__BRIEF__. Repeat the data verbatim.

◇ ◇ ◇ ◇

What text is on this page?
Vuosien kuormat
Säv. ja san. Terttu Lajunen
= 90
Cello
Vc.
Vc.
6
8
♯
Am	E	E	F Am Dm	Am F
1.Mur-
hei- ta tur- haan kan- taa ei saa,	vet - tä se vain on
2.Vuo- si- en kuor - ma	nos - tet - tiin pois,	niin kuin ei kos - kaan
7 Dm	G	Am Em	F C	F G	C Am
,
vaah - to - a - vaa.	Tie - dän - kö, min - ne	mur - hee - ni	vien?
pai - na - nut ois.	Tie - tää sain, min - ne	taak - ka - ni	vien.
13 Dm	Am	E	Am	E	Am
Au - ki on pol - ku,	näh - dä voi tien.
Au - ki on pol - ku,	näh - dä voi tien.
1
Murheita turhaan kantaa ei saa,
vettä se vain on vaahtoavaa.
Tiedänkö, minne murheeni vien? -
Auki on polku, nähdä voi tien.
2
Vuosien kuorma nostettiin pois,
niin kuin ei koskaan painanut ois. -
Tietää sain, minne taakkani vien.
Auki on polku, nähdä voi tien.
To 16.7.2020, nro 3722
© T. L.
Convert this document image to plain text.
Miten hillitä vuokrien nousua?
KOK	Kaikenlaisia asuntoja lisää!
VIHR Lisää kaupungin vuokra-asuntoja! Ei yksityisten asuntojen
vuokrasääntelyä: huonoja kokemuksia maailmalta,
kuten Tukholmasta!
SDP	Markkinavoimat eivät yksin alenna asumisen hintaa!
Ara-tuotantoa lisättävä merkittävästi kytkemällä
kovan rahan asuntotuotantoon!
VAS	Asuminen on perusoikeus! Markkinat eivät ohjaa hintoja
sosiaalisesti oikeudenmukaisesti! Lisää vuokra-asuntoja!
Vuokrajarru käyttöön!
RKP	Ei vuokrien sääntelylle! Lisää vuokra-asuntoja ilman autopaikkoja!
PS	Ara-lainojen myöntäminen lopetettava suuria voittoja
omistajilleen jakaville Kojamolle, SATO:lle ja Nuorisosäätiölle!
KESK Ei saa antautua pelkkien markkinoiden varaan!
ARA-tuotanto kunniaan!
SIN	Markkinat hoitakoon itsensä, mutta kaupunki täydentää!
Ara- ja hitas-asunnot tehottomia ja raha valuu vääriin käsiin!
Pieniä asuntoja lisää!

◇ ◇ ◇ ◇

__SOLUTION TO THE EXERCISE__.
What text is on this page?
Vuosien kuormat
Säv. ja san. Terttu Lajunen
= 90
Cello
Vc.
Vc.
6
8
♯
Am	E	E	F Am Dm	Am F
1.Mur-
hei- ta tur- haan kan- taa ei saa,	vet - tä se vain on
2.Vuo- si- en kuor - ma	nos - tet - tiin pois,	niin kuin ei kos - kaan
7 Dm	G	Am Em	F C	F G	C Am
,
vaah - to - a - vaa.	Tie - dän - kö, min - ne	mur - hee - ni	vien?
pai - na - nut ois.	Tie - tää sain, min - ne	taak - ka - ni	vien.
13 Dm	Am	E	Am	E	Am
Au - ki on pol - ku,	näh - dä voi tien.
Au - ki on pol - ku,	näh - dä voi tien.
1
Murheita turhaan kantaa ei saa,
vettä se vain on vaahtoavaa.
Tiedänkö, minne murheeni vien? -
Auki on polku, nähdä voi tien.
2
Vuosien kuorma nostettiin pois,
niin kuin ei koskaan painanut ois. -
Tietää sain, minne taakkani vien.
Auki on polku, nähdä voi tien.
To 16.7.2020, nro 3722
© T. L.
Convert this document image to plain text.
Miten hillitä vuokrien nousua?
KOK	Kaikenlaisia asuntoja lisää!
VIHR Lisää kaupungin vuokra-asuntoja! Ei yksityisten asuntojen
vuokrasääntelyä: huonoja kokemuksia maailmalta,
kuten Tukholmasta!
SDP	Markkinavoimat eivät yksin alenna asumisen hintaa!
Ara-tuotantoa lisättävä merkittävästi kytkemällä
kovan rahan asuntotuotantoon!
VAS	Asuminen on perusoikeus! Markkinat eivät ohjaa hintoja
sosiaalisesti oikeudenmukaisesti! Lisää vuokra-asuntoja!
Vuokrajarru käyttöön!
RKP	Ei vuokrien sääntelylle! Lisää vuokra-asuntoja ilman autopaikkoja!
PS	Ara-lainojen myöntäminen lopetettava suuria voittoja
omistajilleen jakaville Kojamolle, SATO:lle ja Nuorisosäätiölle!
KESK Ei saa antautua pelkkien markkinoiden varaan!
ARA-tuotanto kunniaan!
SIN	Markkinat hoitakoon itsensä, mutta kaupunki täydentää!
Ara- ja hitas-asunnot tehottomia ja raha valuu vääriin käsiin!
Pieniä asuntoja lisää!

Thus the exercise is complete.